• **INPUT MATERIAL**:
--- START ---

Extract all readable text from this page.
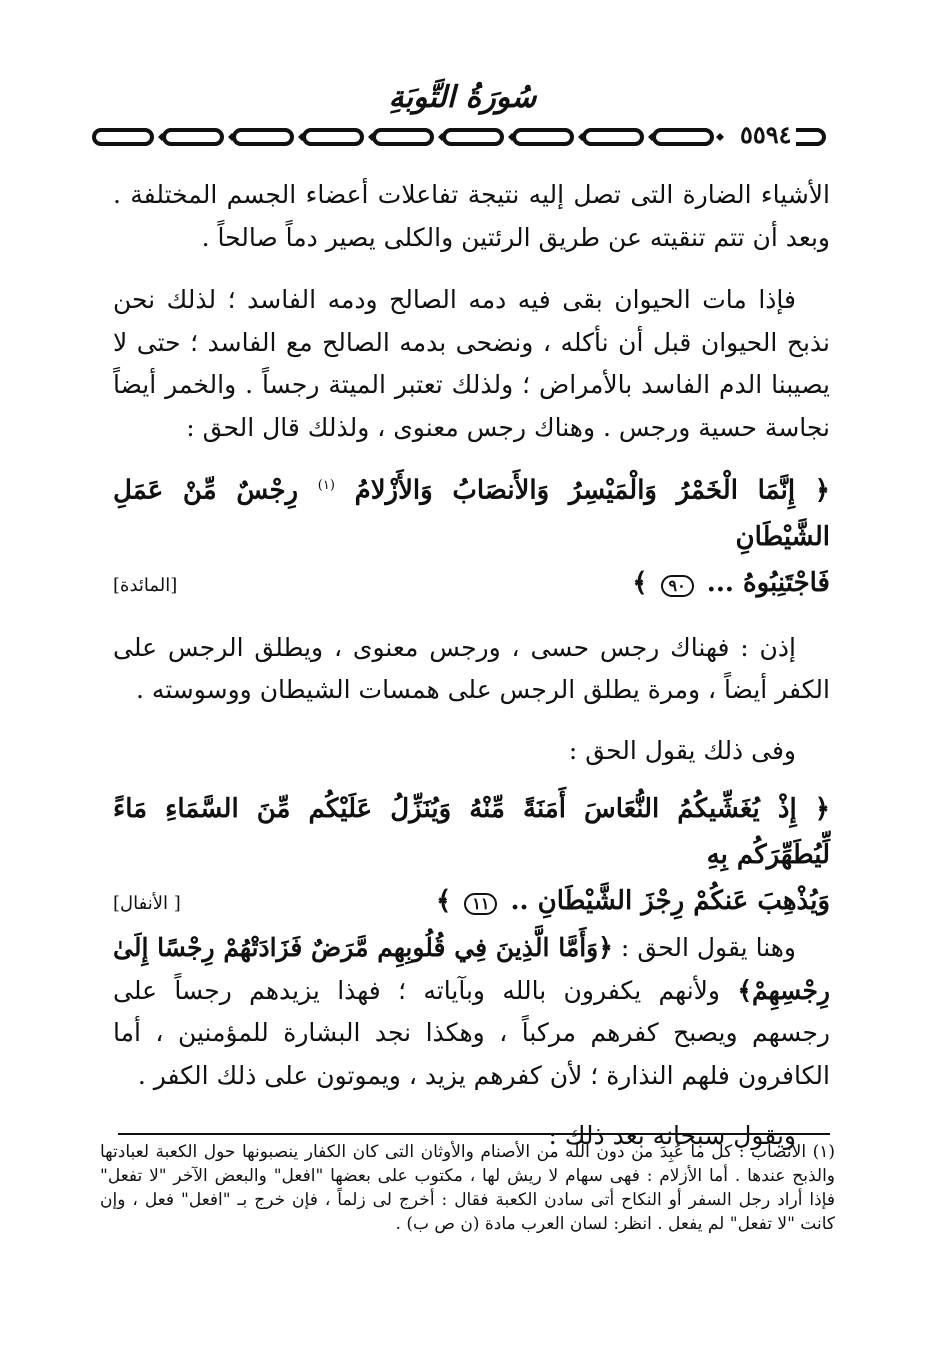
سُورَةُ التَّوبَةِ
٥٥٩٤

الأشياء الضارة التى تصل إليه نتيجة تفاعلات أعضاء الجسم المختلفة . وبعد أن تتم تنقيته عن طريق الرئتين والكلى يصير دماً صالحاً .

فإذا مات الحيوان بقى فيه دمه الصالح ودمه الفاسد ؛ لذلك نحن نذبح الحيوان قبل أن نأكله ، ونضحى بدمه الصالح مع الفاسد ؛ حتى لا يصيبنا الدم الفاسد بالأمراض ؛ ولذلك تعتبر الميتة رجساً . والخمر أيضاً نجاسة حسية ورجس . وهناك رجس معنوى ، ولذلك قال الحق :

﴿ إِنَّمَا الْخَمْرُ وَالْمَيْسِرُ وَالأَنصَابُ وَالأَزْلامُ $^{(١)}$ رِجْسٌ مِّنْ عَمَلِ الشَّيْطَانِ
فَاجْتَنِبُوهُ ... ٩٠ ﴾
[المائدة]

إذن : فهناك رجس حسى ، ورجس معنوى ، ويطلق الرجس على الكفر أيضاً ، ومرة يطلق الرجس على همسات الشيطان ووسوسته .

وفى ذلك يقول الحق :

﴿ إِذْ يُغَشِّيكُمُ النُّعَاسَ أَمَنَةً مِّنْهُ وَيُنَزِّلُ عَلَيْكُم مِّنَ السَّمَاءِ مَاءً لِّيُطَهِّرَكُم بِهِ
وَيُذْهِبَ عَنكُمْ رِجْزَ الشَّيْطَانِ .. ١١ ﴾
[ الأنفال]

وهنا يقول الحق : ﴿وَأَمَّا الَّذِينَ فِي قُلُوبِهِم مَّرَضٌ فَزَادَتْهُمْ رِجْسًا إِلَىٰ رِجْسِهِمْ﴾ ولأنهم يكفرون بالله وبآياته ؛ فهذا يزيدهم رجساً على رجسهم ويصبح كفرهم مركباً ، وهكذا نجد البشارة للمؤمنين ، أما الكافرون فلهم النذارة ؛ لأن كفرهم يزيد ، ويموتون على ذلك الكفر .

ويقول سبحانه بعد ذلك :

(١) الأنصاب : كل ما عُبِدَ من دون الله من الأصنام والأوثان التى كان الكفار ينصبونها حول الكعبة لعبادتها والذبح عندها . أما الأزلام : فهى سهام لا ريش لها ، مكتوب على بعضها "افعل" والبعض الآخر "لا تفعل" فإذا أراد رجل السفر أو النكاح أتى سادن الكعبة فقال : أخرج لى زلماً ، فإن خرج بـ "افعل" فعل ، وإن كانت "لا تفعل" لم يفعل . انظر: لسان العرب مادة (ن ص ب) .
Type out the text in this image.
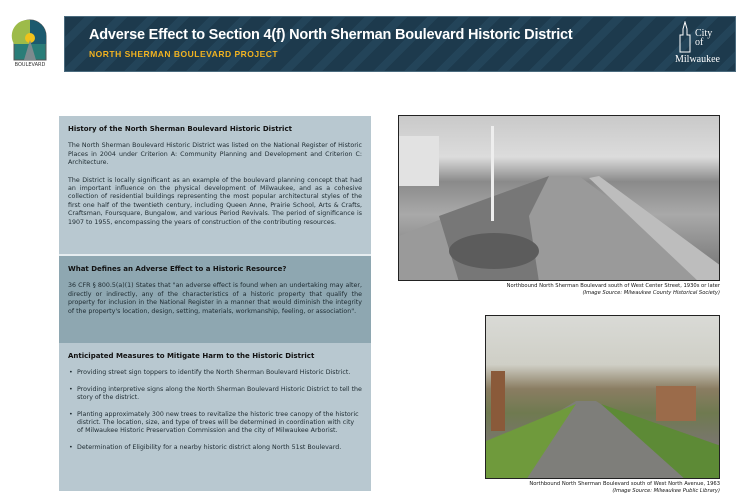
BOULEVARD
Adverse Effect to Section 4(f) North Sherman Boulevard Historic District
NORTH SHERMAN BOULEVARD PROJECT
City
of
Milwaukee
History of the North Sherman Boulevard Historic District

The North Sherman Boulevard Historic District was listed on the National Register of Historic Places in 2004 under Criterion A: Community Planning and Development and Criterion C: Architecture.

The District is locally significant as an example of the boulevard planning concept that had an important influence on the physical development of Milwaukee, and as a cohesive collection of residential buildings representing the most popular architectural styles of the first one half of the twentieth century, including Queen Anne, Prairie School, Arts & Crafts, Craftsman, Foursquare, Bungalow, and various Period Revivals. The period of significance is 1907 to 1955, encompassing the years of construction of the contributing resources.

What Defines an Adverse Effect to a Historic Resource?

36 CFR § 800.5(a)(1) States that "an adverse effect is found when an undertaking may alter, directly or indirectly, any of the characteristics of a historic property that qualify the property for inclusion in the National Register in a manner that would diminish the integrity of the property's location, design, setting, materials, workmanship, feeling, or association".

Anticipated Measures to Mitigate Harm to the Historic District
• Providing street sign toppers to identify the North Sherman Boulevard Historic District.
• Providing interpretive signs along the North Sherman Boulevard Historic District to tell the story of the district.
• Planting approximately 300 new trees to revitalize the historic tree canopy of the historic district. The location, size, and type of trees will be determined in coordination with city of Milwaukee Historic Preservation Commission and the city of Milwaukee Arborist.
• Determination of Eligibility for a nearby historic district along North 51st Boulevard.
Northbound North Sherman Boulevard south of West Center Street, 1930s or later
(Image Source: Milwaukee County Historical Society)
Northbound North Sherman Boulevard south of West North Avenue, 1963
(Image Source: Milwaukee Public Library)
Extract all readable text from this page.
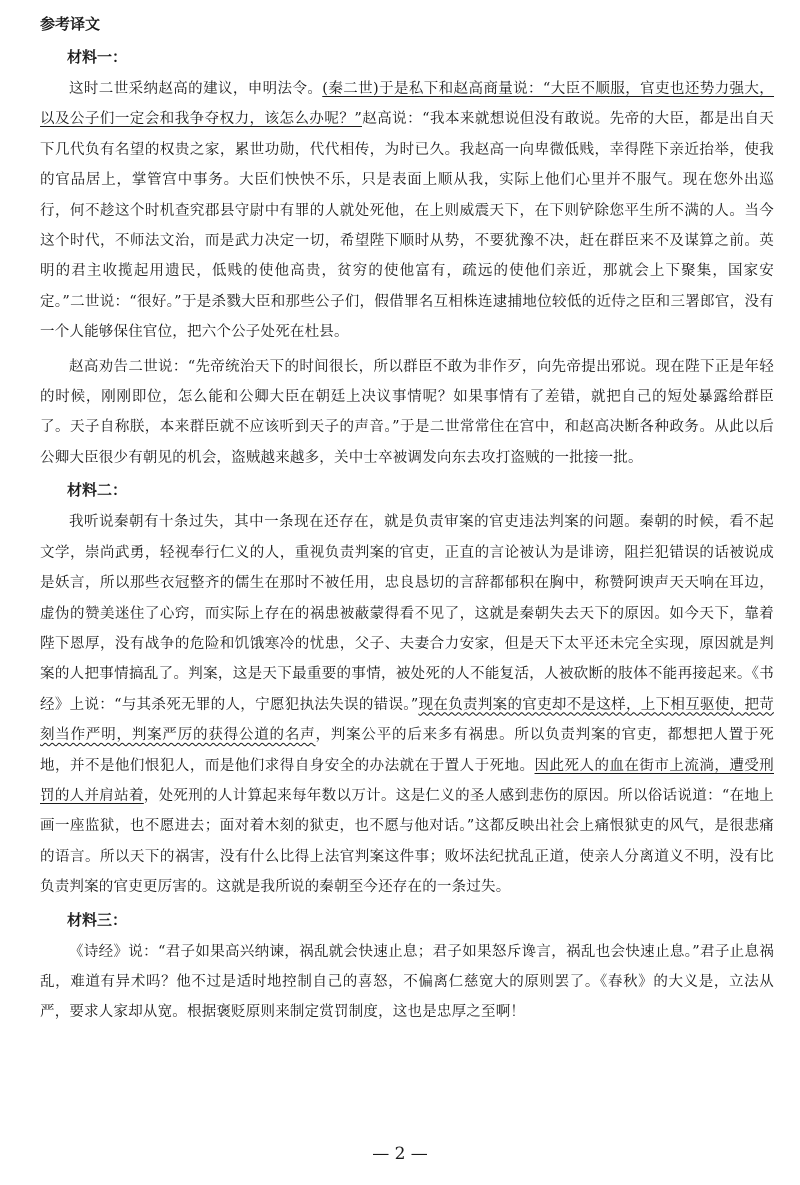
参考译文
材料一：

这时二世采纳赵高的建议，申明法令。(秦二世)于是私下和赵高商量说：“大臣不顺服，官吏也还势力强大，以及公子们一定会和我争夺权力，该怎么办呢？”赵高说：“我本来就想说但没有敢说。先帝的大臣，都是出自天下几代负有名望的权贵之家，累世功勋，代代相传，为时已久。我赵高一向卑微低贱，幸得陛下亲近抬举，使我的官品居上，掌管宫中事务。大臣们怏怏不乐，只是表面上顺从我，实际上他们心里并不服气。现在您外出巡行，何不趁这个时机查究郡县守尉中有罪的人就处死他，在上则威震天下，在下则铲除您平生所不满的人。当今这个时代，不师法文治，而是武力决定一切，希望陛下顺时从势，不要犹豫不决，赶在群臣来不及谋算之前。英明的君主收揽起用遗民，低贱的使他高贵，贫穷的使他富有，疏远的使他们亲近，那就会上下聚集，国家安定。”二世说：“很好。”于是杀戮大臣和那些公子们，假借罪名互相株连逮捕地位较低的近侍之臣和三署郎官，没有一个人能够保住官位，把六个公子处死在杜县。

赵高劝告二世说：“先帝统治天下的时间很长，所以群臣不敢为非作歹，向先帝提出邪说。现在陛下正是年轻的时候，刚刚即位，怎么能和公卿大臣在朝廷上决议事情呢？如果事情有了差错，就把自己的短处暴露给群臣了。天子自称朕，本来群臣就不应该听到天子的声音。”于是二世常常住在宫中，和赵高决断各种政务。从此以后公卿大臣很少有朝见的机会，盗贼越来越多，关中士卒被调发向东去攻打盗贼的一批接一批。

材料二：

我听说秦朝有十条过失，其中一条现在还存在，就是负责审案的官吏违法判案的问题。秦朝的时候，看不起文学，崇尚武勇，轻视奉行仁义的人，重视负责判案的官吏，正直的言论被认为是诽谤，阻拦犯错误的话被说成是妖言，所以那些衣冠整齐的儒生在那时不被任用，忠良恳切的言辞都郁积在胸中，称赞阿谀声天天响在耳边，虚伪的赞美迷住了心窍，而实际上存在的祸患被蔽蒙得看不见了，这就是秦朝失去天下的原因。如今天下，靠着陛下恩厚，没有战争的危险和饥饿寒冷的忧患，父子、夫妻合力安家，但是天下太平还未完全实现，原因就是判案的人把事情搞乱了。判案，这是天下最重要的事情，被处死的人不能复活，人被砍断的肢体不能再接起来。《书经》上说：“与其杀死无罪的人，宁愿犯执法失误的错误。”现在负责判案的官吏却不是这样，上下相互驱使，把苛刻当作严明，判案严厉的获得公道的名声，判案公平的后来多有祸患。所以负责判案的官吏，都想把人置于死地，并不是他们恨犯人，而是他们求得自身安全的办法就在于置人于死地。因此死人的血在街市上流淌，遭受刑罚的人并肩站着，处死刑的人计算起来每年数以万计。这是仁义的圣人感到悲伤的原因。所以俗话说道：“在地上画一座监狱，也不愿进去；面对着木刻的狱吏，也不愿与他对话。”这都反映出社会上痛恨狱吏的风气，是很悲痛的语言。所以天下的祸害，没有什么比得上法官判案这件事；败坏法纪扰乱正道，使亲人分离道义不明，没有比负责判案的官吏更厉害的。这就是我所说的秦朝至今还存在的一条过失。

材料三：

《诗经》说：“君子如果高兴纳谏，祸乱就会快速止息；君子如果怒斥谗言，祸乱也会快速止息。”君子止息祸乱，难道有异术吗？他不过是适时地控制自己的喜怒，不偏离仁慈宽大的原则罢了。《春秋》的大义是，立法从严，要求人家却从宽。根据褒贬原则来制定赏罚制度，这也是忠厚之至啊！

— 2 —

--- END ---

• **AIM**:
Collect, from the material above, every line containing the word "التى".

• **RESULT BELOW**:
الأشياء الضارة التى تصل إليه نتيجة تفاعلات أعضاء الجسم المختلفة . وبعد أن تتم تنقيته عن طريق الرئتين والكلى يصير دماً صالحاً .
(١) الأنصاب : كل ما عُبِدَ من دون الله من الأصنام والأوثان التى كان الكفار ينصبونها حول الكعبة لعبادتها والذبح عندها . أما الأزلام : فهى سهام لا ريش لها ، مكتوب على بعضها "افعل" والبعض الآخر "لا تفعل" فإذا أراد رجل السفر أو النكاح أتى سادن الكعبة فقال : أخرج لى زلماً ، فإن خرج بـ "افعل" فعل ، وإن كانت "لا تفعل" لم يفعل . انظر: لسان العرب مادة (ن ص ب) .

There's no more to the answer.